[Records excerpted from a collection]
⁂
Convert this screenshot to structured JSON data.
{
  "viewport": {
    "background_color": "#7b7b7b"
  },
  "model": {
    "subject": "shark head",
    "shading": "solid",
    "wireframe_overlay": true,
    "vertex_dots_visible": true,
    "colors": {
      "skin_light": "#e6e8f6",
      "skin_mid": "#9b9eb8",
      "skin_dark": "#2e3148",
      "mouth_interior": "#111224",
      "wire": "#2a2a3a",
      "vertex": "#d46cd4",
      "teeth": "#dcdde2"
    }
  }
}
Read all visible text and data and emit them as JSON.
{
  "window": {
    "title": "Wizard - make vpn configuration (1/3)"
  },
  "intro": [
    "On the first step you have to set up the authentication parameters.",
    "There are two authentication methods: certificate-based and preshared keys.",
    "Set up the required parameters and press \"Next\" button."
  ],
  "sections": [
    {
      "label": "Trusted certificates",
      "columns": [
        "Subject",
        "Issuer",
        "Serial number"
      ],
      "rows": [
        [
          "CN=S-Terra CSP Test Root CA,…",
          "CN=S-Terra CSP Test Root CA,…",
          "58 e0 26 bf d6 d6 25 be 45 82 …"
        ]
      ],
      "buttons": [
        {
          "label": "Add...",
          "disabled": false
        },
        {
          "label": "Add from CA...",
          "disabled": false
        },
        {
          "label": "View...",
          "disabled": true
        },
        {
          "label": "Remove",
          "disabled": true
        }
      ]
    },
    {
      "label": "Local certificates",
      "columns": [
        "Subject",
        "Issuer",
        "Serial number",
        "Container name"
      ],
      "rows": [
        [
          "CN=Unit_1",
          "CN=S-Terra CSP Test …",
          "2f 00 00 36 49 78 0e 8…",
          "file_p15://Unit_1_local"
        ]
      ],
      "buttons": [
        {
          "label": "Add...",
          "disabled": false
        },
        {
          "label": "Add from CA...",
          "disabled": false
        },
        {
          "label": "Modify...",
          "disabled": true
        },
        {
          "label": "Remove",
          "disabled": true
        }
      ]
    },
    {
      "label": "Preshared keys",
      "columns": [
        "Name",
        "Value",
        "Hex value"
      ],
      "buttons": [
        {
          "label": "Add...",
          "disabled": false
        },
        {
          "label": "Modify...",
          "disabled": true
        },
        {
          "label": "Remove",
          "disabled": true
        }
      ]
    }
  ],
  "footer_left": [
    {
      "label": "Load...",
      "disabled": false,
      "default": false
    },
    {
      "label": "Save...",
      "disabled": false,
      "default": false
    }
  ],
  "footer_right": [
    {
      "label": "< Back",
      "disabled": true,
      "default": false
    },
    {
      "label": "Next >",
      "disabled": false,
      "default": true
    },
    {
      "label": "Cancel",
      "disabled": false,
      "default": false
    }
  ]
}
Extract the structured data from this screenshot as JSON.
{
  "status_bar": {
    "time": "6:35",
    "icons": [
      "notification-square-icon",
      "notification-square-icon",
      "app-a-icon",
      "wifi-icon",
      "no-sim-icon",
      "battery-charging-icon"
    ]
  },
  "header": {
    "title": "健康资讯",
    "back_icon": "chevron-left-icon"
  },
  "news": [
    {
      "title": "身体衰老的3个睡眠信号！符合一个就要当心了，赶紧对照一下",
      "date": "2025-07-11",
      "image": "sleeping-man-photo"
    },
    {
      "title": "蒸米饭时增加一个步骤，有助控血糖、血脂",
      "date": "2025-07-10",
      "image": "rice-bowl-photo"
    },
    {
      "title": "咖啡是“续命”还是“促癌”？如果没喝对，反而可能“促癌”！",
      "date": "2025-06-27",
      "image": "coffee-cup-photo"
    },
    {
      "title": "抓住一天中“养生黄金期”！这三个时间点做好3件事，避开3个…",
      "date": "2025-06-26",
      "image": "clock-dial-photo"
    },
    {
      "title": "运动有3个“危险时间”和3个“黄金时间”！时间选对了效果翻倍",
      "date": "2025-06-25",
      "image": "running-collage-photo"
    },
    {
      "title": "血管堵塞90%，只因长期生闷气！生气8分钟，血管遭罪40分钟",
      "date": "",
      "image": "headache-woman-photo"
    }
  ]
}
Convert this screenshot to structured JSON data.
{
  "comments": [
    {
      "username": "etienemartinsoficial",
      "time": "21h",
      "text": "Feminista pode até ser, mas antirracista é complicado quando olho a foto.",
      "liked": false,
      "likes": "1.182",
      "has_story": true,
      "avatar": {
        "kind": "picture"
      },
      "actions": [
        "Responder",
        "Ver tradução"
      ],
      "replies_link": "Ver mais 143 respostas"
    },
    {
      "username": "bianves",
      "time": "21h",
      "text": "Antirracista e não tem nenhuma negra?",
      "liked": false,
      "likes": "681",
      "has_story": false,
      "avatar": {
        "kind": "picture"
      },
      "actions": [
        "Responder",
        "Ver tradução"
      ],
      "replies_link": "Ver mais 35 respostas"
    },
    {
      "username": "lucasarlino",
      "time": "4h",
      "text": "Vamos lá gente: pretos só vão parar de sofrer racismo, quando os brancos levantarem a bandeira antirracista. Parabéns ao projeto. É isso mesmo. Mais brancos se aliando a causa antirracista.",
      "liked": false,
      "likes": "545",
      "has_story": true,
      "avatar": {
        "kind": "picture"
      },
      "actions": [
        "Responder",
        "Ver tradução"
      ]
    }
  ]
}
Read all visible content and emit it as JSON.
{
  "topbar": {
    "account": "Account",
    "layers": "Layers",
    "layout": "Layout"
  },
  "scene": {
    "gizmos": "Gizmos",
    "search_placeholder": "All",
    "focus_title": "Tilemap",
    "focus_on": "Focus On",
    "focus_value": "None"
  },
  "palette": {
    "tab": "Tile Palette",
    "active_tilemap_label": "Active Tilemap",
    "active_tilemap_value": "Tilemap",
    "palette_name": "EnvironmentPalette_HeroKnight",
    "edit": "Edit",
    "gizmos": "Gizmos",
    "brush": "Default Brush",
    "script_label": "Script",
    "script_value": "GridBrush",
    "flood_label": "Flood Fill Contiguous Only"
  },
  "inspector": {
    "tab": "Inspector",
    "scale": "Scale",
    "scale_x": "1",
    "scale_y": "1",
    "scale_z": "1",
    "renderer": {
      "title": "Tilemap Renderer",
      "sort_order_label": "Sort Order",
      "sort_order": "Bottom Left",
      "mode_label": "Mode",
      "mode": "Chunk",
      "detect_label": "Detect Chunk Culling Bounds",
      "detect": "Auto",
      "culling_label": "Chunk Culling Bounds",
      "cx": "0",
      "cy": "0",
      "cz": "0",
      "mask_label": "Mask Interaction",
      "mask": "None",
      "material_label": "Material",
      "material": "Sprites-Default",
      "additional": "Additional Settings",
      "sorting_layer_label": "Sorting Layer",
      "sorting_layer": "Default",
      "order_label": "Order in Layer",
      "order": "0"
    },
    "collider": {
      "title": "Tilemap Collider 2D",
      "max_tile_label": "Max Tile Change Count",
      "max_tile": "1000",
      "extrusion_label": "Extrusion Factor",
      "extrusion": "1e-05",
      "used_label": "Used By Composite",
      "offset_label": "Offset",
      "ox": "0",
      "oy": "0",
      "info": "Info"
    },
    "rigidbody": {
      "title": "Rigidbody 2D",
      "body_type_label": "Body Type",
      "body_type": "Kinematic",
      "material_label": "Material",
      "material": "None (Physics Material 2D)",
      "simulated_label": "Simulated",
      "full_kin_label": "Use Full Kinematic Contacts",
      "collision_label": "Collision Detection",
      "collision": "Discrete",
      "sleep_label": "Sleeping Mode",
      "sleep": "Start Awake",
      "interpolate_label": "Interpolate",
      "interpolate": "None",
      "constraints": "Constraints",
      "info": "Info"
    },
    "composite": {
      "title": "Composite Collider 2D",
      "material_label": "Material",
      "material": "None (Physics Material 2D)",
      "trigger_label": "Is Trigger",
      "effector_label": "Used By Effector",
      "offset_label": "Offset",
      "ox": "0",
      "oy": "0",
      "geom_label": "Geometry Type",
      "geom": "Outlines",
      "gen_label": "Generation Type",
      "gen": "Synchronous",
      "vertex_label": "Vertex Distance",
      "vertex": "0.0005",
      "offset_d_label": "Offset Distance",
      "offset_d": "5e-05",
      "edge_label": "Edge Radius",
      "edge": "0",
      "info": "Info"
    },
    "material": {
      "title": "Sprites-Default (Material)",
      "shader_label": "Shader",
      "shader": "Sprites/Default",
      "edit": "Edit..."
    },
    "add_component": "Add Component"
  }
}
⁂
▶ EXERCISE DETAILS
Find the lines containing "authentication" and pull them out.

▶ REPLY TO THE EXERCISE
    "On the first step you have to set up the authentication parameters.",
    "There are two authentication methods: certificate-based and preshared keys.",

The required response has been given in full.